### EXCERPTED RECORDS

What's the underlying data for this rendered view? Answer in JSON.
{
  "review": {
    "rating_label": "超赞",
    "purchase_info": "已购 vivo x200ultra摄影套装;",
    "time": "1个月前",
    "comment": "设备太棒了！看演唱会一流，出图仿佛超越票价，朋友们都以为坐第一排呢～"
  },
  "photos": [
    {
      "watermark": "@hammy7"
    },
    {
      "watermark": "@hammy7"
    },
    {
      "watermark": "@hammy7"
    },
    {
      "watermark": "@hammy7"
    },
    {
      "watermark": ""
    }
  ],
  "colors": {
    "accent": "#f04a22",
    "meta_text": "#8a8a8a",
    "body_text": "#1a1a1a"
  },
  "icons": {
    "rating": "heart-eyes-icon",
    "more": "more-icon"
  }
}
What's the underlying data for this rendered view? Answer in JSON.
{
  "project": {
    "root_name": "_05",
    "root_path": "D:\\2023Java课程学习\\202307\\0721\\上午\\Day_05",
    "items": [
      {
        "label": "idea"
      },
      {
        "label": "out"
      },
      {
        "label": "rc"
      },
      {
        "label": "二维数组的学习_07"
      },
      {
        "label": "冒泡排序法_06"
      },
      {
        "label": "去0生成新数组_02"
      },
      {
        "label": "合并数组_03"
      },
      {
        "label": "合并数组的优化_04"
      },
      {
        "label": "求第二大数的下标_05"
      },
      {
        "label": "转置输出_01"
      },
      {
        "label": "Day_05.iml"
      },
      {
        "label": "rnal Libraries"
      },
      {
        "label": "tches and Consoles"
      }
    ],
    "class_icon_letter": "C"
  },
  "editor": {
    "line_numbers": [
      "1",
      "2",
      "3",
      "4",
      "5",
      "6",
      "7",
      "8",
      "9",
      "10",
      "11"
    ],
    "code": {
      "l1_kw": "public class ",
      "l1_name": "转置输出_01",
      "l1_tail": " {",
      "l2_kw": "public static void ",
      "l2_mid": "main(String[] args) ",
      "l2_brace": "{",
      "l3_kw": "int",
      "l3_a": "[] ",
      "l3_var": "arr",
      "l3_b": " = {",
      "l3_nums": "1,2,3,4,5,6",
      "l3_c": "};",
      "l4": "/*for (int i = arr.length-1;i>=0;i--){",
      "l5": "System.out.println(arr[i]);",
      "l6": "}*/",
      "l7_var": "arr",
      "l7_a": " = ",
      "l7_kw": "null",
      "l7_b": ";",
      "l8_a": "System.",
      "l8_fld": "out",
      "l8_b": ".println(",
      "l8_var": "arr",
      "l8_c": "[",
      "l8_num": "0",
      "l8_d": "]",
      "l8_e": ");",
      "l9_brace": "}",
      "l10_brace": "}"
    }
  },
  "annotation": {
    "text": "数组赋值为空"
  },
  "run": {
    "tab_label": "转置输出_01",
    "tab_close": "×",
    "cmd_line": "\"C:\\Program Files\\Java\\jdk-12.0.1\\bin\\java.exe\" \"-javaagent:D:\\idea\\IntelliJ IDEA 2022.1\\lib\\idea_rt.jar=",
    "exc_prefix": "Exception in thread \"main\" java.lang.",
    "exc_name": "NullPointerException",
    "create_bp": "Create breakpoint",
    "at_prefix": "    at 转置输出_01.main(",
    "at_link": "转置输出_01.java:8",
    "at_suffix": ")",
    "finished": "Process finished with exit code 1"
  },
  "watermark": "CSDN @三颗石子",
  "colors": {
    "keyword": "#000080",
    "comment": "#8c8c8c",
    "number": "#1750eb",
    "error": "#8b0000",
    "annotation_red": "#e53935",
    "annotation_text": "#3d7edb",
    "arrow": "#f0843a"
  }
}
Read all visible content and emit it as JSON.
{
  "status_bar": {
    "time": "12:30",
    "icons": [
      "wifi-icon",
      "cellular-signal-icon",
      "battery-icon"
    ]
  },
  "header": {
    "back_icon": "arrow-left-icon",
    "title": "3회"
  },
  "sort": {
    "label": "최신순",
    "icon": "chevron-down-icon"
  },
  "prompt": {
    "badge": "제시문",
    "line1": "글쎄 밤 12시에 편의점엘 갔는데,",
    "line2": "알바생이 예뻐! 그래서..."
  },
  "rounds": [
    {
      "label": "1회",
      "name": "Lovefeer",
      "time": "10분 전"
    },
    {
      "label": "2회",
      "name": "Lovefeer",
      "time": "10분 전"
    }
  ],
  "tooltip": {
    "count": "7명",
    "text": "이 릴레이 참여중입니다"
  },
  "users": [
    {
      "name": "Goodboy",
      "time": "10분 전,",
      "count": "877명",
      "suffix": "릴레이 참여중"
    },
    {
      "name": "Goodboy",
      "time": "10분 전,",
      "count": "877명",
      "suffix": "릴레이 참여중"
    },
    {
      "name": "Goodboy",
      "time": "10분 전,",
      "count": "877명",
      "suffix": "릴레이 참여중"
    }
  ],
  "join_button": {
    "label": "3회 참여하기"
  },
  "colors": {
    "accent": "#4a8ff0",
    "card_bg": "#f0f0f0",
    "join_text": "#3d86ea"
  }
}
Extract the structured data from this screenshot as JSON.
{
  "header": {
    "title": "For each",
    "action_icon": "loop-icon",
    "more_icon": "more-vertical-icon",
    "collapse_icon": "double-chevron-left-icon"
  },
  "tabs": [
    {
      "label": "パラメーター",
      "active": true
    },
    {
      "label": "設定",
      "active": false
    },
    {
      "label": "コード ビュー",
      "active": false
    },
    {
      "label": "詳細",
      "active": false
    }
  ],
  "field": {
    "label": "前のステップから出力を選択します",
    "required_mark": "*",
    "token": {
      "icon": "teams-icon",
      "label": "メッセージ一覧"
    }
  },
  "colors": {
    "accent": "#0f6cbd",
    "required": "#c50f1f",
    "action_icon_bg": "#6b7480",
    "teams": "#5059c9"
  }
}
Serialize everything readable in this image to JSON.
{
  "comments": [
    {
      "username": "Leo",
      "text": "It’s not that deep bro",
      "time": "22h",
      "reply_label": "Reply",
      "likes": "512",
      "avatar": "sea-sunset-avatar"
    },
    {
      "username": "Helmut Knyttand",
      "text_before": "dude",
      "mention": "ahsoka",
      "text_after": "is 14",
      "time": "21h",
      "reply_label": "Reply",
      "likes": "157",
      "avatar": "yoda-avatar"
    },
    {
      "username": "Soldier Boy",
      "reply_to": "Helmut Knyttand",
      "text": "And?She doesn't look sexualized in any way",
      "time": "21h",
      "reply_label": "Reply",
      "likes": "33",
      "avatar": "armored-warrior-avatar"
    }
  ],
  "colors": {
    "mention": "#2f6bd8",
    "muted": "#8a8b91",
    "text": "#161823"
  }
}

### BRIEF
Reproduce the material verbatim, line by line.

### REPLY TO THE TASK
What's the underlying data for this rendered view? Answer in JSON.
{
  "review": {
    "rating_label": "超赞",
    "purchase_info": "已购 vivo x200ultra摄影套装;",
    "time": "1个月前",
    "comment": "设备太棒了！看演唱会一流，出图仿佛超越票价，朋友们都以为坐第一排呢～"
  },
  "photos": [
    {
      "watermark": "@hammy7"
    },
    {
      "watermark": "@hammy7"
    },
    {
      "watermark": "@hammy7"
    },
    {
      "watermark": "@hammy7"
    },
    {
      "watermark": ""
    }
  ],
  "colors": {
    "accent": "#f04a22",
    "meta_text": "#8a8a8a",
    "body_text": "#1a1a1a"
  },
  "icons": {
    "rating": "heart-eyes-icon",
    "more": "more-icon"
  }
}
What's the underlying data for this rendered view? Answer in JSON.
{
  "project": {
    "root_name": "_05",
    "root_path": "D:\\2023Java课程学习\\202307\\0721\\上午\\Day_05",
    "items": [
      {
        "label": "idea"
      },
      {
        "label": "out"
      },
      {
        "label": "rc"
      },
      {
        "label": "二维数组的学习_07"
      },
      {
        "label": "冒泡排序法_06"
      },
      {
        "label": "去0生成新数组_02"
      },
      {
        "label": "合并数组_03"
      },
      {
        "label": "合并数组的优化_04"
      },
      {
        "label": "求第二大数的下标_05"
      },
      {
        "label": "转置输出_01"
      },
      {
        "label": "Day_05.iml"
      },
      {
        "label": "rnal Libraries"
      },
      {
        "label": "tches and Consoles"
      }
    ],
    "class_icon_letter": "C"
  },
  "editor": {
    "line_numbers": [
      "1",
      "2",
      "3",
      "4",
      "5",
      "6",
      "7",
      "8",
      "9",
      "10",
      "11"
    ],
    "code": {
      "l1_kw": "public class ",
      "l1_name": "转置输出_01",
      "l1_tail": " {",
      "l2_kw": "public static void ",
      "l2_mid": "main(String[] args) ",
      "l2_brace": "{",
      "l3_kw": "int",
      "l3_a": "[] ",
      "l3_var": "arr",
      "l3_b": " = {",
      "l3_nums": "1,2,3,4,5,6",
      "l3_c": "};",
      "l4": "/*for (int i = arr.length-1;i>=0;i--){",
      "l5": "System.out.println(arr[i]);",
      "l6": "}*/",
      "l7_var": "arr",
      "l7_a": " = ",
      "l7_kw": "null",
      "l7_b": ";",
      "l8_a": "System.",
      "l8_fld": "out",
      "l8_b": ".println(",
      "l8_var": "arr",
      "l8_c": "[",
      "l8_num": "0",
      "l8_d": "]",
      "l8_e": ");",
      "l9_brace": "}",
      "l10_brace": "}"
    }
  },
  "annotation": {
    "text": "数组赋值为空"
  },
  "run": {
    "tab_label": "转置输出_01",
    "tab_close": "×",
    "cmd_line": "\"C:\\Program Files\\Java\\jdk-12.0.1\\bin\\java.exe\" \"-javaagent:D:\\idea\\IntelliJ IDEA 2022.1\\lib\\idea_rt.jar=",
    "exc_prefix": "Exception in thread \"main\" java.lang.",
    "exc_name": "NullPointerException",
    "create_bp": "Create breakpoint",
    "at_prefix": "    at 转置输出_01.main(",
    "at_link": "转置输出_01.java:8",
    "at_suffix": ")",
    "finished": "Process finished with exit code 1"
  },
  "watermark": "CSDN @三颗石子",
  "colors": {
    "keyword": "#000080",
    "comment": "#8c8c8c",
    "number": "#1750eb",
    "error": "#8b0000",
    "annotation_red": "#e53935",
    "annotation_text": "#3d7edb",
    "arrow": "#f0843a"
  }
}
Read all visible content and emit it as JSON.
{
  "status_bar": {
    "time": "12:30",
    "icons": [
      "wifi-icon",
      "cellular-signal-icon",
      "battery-icon"
    ]
  },
  "header": {
    "back_icon": "arrow-left-icon",
    "title": "3회"
  },
  "sort": {
    "label": "최신순",
    "icon": "chevron-down-icon"
  },
  "prompt": {
    "badge": "제시문",
    "line1": "글쎄 밤 12시에 편의점엘 갔는데,",
    "line2": "알바생이 예뻐! 그래서..."
  },
  "rounds": [
    {
      "label": "1회",
      "name": "Lovefeer",
      "time": "10분 전"
    },
    {
      "label": "2회",
      "name": "Lovefeer",
      "time": "10분 전"
    }
  ],
  "tooltip": {
    "count": "7명",
    "text": "이 릴레이 참여중입니다"
  },
  "users": [
    {
      "name": "Goodboy",
      "time": "10분 전,",
      "count": "877명",
      "suffix": "릴레이 참여중"
    },
    {
      "name": "Goodboy",
      "time": "10분 전,",
      "count": "877명",
      "suffix": "릴레이 참여중"
    },
    {
      "name": "Goodboy",
      "time": "10분 전,",
      "count": "877명",
      "suffix": "릴레이 참여중"
    }
  ],
  "join_button": {
    "label": "3회 참여하기"
  },
  "colors": {
    "accent": "#4a8ff0",
    "card_bg": "#f0f0f0",
    "join_text": "#3d86ea"
  }
}
Extract the structured data from this screenshot as JSON.
{
  "header": {
    "title": "For each",
    "action_icon": "loop-icon",
    "more_icon": "more-vertical-icon",
    "collapse_icon": "double-chevron-left-icon"
  },
  "tabs": [
    {
      "label": "パラメーター",
      "active": true
    },
    {
      "label": "設定",
      "active": false
    },
    {
      "label": "コード ビュー",
      "active": false
    },
    {
      "label": "詳細",
      "active": false
    }
  ],
  "field": {
    "label": "前のステップから出力を選択します",
    "required_mark": "*",
    "token": {
      "icon": "teams-icon",
      "label": "メッセージ一覧"
    }
  },
  "colors": {
    "accent": "#0f6cbd",
    "required": "#c50f1f",
    "action_icon_bg": "#6b7480",
    "teams": "#5059c9"
  }
}
Serialize everything readable in this image to JSON.
{
  "comments": [
    {
      "username": "Leo",
      "text": "It’s not that deep bro",
      "time": "22h",
      "reply_label": "Reply",
      "likes": "512",
      "avatar": "sea-sunset-avatar"
    },
    {
      "username": "Helmut Knyttand",
      "text_before": "dude",
      "mention": "ahsoka",
      "text_after": "is 14",
      "time": "21h",
      "reply_label": "Reply",
      "likes": "157",
      "avatar": "yoda-avatar"
    },
    {
      "username": "Soldier Boy",
      "reply_to": "Helmut Knyttand",
      "text": "And?She doesn't look sexualized in any way",
      "time": "21h",
      "reply_label": "Reply",
      "likes": "33",
      "avatar": "armored-warrior-avatar"
    }
  ],
  "colors": {
    "mention": "#2f6bd8",
    "muted": "#8a8b91",
    "text": "#161823"
  }
}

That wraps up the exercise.